▸ Provided records:
** Start **

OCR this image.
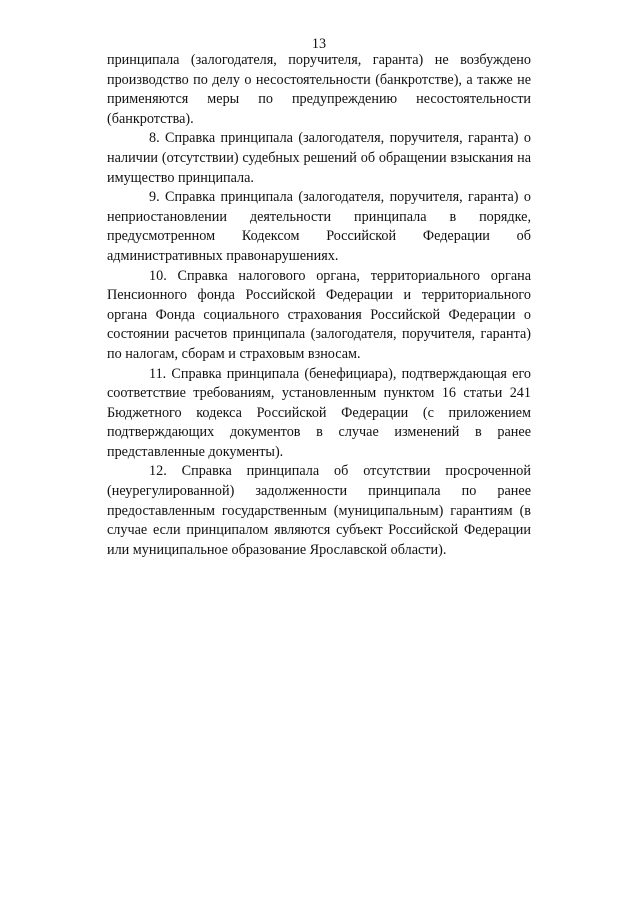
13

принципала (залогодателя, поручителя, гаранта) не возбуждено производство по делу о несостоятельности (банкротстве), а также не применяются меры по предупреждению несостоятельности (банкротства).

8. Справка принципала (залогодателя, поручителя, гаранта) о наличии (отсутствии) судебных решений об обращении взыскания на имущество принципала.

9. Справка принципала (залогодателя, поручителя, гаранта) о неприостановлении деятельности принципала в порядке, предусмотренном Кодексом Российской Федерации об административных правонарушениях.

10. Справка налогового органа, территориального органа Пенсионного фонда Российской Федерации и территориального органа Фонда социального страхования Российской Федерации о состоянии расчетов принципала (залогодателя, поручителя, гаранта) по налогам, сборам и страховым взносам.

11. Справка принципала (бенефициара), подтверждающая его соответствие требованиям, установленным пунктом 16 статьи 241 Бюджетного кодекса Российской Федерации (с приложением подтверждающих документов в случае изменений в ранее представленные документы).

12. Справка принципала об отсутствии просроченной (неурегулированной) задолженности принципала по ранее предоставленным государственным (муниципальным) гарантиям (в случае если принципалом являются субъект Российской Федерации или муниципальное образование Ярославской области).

** End **
** Start **

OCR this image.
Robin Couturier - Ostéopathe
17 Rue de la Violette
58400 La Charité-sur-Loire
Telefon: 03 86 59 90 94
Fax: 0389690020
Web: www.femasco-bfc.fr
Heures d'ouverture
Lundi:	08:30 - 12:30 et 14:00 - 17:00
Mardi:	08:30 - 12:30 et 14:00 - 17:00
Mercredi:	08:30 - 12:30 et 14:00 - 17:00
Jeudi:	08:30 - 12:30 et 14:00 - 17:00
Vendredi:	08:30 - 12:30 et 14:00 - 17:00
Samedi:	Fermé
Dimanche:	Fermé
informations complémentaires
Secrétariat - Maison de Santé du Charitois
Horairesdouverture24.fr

** End **
** Start **

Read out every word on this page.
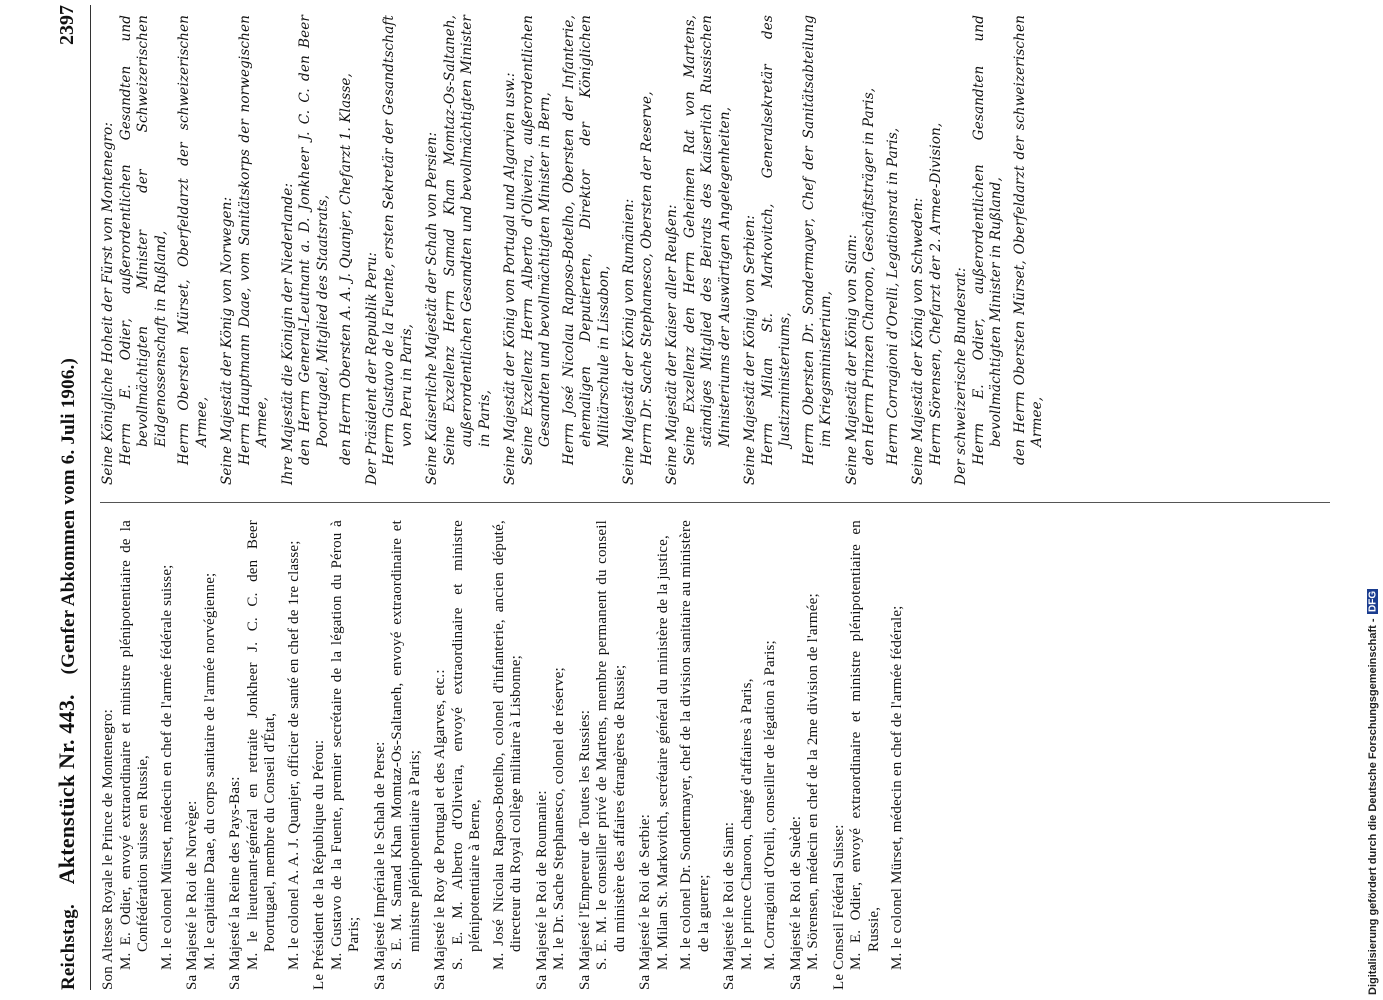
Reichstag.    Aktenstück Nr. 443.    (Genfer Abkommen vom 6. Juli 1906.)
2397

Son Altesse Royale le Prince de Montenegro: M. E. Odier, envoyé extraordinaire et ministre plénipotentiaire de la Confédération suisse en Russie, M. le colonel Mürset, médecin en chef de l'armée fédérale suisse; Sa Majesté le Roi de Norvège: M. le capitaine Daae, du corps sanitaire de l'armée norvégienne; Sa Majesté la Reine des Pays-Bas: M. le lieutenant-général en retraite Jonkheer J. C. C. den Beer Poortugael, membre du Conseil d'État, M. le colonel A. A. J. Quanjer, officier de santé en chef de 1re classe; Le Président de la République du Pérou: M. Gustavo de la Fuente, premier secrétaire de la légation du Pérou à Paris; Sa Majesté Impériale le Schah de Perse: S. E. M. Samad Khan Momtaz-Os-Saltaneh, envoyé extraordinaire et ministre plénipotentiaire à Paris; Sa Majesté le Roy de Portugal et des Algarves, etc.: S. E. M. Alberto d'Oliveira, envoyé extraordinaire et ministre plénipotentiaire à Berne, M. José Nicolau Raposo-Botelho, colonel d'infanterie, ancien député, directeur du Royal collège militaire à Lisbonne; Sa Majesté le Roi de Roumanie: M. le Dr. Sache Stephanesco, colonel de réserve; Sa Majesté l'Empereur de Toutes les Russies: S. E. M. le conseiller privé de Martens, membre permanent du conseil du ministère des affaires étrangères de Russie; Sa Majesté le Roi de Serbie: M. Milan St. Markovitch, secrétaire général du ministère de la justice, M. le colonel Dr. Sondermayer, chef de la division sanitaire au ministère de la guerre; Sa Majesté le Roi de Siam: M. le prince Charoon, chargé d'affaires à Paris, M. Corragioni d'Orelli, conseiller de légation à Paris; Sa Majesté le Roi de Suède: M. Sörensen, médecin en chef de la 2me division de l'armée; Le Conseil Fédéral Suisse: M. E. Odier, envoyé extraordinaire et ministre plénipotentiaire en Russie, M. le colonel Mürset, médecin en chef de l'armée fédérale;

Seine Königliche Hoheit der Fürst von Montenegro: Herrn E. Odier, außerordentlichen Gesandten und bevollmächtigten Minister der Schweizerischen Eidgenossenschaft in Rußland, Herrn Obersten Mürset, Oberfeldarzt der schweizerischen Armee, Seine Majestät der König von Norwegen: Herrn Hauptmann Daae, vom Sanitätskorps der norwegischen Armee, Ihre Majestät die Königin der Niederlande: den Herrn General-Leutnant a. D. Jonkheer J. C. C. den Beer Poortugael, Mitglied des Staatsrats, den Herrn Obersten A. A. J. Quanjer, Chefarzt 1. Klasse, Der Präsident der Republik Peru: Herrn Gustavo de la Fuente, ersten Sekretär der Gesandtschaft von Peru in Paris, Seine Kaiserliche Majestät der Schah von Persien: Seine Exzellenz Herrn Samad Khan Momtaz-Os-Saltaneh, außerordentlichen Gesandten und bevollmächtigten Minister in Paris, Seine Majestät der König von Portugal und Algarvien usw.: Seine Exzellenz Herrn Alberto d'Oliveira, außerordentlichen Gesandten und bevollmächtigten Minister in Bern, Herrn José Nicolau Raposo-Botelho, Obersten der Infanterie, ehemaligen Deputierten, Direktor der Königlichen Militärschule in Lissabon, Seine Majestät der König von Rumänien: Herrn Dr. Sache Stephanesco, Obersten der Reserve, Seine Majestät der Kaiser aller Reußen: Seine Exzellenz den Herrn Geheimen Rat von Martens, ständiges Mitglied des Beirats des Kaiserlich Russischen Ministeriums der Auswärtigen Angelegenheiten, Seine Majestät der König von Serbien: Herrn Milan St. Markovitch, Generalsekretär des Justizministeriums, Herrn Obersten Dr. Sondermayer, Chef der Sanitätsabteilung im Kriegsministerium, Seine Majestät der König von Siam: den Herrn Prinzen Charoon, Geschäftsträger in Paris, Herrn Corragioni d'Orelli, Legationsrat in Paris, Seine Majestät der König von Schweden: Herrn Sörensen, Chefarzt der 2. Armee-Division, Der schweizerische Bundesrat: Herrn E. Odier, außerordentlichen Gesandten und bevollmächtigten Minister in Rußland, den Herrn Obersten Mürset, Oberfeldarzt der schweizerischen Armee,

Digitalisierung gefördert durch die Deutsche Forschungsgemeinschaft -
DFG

** End **

Every line above that contains the word "поручителя" should be reported.

принципала (залогодателя, поручителя, гаранта) не возбуждено производство по делу о несостоятельности (банкротстве), а также не применяются меры по предупреждению несостоятельности (банкротства).
8. Справка принципала (залогодателя, поручителя, гаранта) о наличии (отсутствии) судебных решений об обращении взыскания на имущество принципала.
9. Справка принципала (залогодателя, поручителя, гаранта) о неприостановлении деятельности принципала в порядке, предусмотренном Кодексом Российской Федерации об административных правонарушениях.
10. Справка налогового органа, территориального органа Пенсионного фонда Российской Федерации и территориального органа Фонда социального страхования Российской Федерации о состоянии расчетов принципала (залогодателя, поручителя, гаранта) по налогам, сборам и страховым взносам.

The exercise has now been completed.